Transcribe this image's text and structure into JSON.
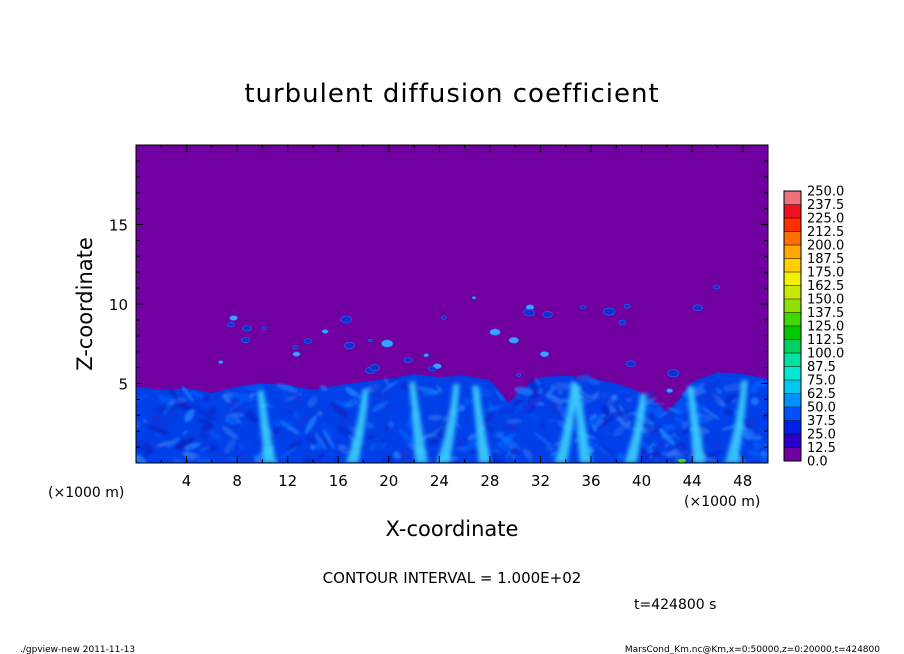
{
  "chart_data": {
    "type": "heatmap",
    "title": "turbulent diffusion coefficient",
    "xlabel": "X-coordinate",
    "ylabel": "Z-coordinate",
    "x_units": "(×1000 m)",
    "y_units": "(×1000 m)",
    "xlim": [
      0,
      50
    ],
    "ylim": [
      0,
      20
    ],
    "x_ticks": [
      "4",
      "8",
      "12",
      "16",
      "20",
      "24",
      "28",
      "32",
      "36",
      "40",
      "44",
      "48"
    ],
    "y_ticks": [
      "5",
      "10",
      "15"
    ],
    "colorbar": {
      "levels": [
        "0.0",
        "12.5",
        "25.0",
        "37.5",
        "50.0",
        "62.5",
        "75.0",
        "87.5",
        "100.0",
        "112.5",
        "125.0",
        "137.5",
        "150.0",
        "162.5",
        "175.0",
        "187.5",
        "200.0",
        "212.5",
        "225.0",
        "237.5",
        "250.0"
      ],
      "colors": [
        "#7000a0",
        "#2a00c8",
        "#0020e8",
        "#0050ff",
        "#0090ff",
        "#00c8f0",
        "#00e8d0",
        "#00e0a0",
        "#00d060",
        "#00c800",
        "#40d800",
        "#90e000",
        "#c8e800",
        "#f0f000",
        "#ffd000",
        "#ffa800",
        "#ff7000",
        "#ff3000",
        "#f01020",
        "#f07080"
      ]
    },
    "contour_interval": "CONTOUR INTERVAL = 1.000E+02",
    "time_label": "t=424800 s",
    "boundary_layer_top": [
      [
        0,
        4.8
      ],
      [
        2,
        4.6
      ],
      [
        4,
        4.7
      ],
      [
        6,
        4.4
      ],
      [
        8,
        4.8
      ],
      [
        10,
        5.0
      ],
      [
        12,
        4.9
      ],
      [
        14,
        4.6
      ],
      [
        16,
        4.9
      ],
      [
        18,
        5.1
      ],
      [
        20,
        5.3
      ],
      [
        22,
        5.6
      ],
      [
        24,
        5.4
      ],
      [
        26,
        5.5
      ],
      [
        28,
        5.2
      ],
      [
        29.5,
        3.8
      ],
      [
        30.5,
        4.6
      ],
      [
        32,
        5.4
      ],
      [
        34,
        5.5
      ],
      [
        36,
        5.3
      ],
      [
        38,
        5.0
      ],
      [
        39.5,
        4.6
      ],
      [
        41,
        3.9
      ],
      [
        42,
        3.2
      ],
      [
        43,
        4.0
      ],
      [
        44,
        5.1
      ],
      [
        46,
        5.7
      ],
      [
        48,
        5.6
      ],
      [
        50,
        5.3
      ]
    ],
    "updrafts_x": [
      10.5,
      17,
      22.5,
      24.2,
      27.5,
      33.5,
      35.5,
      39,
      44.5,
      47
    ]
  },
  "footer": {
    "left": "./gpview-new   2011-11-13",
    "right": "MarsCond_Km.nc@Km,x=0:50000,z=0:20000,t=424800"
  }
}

---

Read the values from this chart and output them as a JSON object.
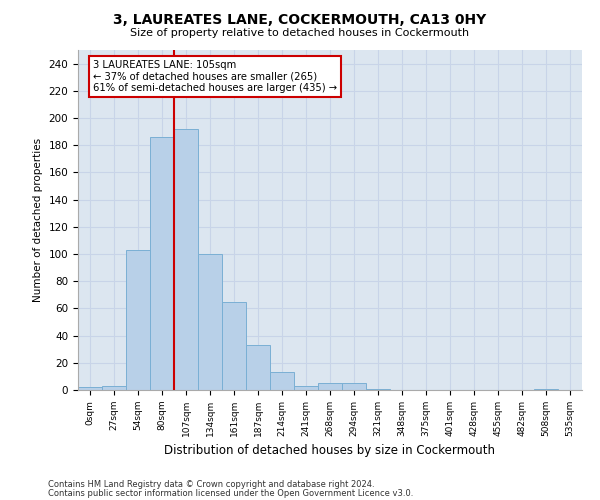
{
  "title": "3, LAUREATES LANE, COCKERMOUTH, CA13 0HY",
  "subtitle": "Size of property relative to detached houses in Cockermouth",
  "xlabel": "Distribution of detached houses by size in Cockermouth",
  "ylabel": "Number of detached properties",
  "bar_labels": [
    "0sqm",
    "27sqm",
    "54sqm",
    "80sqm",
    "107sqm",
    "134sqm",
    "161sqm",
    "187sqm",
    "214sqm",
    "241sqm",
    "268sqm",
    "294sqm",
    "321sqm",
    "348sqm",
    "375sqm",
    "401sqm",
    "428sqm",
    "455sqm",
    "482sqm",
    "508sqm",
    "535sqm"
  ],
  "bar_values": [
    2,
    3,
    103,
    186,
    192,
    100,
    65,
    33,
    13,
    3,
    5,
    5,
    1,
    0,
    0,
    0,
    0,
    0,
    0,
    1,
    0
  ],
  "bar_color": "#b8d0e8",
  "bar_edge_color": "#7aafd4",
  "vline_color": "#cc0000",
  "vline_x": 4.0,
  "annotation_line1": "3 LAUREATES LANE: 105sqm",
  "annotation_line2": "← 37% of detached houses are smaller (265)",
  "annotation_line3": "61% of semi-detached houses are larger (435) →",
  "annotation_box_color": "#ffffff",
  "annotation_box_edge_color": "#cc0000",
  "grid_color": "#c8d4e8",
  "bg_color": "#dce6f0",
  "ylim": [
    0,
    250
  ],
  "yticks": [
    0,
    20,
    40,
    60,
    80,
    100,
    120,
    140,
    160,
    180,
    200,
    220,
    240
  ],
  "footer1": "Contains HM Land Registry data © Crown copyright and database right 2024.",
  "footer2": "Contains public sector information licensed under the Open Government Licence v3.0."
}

• _What this task involves_
Return only the number of lines in the preceding records that contain the string "LANE".

• _Response_
2